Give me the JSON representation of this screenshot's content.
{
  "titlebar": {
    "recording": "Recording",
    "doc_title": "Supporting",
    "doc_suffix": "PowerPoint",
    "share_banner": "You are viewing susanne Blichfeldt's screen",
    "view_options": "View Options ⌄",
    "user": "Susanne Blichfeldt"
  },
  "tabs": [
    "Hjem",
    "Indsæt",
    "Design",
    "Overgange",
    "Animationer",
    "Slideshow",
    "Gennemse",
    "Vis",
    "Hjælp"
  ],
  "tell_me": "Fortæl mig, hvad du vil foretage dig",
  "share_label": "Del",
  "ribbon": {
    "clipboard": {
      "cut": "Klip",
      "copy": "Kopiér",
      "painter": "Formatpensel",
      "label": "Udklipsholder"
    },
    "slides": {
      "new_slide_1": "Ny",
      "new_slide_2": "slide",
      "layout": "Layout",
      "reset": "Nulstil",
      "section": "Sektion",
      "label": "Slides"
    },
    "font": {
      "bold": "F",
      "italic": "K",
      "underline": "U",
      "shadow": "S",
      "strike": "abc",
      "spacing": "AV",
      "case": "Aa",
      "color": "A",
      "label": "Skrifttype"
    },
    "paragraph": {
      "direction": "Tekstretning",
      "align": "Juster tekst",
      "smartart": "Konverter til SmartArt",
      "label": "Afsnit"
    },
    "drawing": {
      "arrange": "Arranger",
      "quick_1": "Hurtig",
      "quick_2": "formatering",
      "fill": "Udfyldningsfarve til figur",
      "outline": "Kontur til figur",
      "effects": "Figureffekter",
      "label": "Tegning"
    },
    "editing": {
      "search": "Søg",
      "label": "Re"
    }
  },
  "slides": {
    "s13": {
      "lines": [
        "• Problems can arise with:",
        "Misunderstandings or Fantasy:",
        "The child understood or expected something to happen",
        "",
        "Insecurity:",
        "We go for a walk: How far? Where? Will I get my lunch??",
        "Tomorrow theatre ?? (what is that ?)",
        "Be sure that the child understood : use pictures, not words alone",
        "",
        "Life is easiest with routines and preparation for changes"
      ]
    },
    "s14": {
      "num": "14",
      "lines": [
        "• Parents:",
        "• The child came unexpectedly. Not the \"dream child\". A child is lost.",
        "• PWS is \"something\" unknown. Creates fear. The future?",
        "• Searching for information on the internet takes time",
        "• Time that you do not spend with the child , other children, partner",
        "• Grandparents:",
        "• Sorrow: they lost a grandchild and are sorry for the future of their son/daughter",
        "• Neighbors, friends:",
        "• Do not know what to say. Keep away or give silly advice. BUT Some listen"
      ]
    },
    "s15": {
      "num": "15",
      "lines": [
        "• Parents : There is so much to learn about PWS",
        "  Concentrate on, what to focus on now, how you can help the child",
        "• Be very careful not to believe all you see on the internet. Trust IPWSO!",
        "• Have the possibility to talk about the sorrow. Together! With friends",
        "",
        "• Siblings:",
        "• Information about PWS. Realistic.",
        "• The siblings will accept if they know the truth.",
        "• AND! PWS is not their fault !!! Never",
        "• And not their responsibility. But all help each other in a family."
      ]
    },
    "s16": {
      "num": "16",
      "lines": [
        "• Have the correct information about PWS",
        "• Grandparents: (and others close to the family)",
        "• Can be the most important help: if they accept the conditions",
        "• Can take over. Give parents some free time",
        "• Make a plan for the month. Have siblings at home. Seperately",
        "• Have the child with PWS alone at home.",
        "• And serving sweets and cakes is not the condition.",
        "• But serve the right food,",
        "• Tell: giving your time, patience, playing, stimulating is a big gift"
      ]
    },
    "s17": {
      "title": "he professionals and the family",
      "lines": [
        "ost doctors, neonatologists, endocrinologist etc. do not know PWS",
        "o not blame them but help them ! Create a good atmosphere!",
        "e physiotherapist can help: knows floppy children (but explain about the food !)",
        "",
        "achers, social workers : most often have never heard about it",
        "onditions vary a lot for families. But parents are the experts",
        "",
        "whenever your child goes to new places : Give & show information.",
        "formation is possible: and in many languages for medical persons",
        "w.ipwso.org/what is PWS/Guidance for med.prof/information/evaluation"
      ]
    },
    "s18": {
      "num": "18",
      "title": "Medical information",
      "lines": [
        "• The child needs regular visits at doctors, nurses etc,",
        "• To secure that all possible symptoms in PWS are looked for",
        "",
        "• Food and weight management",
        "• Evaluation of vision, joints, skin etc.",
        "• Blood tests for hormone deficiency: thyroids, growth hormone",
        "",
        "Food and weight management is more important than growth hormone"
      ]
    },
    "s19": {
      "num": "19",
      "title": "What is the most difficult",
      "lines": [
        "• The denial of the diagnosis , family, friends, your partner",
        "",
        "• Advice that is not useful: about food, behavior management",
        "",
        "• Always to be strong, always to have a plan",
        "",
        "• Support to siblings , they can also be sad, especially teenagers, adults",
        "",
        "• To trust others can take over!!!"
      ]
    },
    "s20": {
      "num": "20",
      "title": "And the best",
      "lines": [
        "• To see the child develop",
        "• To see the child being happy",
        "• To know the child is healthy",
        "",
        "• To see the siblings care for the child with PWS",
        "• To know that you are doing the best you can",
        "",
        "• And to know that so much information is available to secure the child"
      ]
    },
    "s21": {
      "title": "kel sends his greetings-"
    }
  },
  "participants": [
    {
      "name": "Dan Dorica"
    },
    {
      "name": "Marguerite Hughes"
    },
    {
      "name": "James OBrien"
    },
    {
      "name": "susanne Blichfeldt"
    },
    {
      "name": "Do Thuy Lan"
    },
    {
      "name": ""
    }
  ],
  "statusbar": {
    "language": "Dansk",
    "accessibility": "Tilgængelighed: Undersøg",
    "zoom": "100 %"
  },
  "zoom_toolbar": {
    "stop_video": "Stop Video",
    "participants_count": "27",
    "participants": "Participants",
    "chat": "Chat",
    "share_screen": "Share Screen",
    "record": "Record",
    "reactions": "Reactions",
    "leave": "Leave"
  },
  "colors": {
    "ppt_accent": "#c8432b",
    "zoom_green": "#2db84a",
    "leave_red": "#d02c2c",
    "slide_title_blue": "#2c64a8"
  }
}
+++++
▶ _GIVEN INSTRUCTION_
Search the records for the word "understood". Copy every line that has it.

▶ _TASK RESPONSE_
        "The child understood or expected something to happen",
        "Be sure that the child understood : use pictures, not words alone",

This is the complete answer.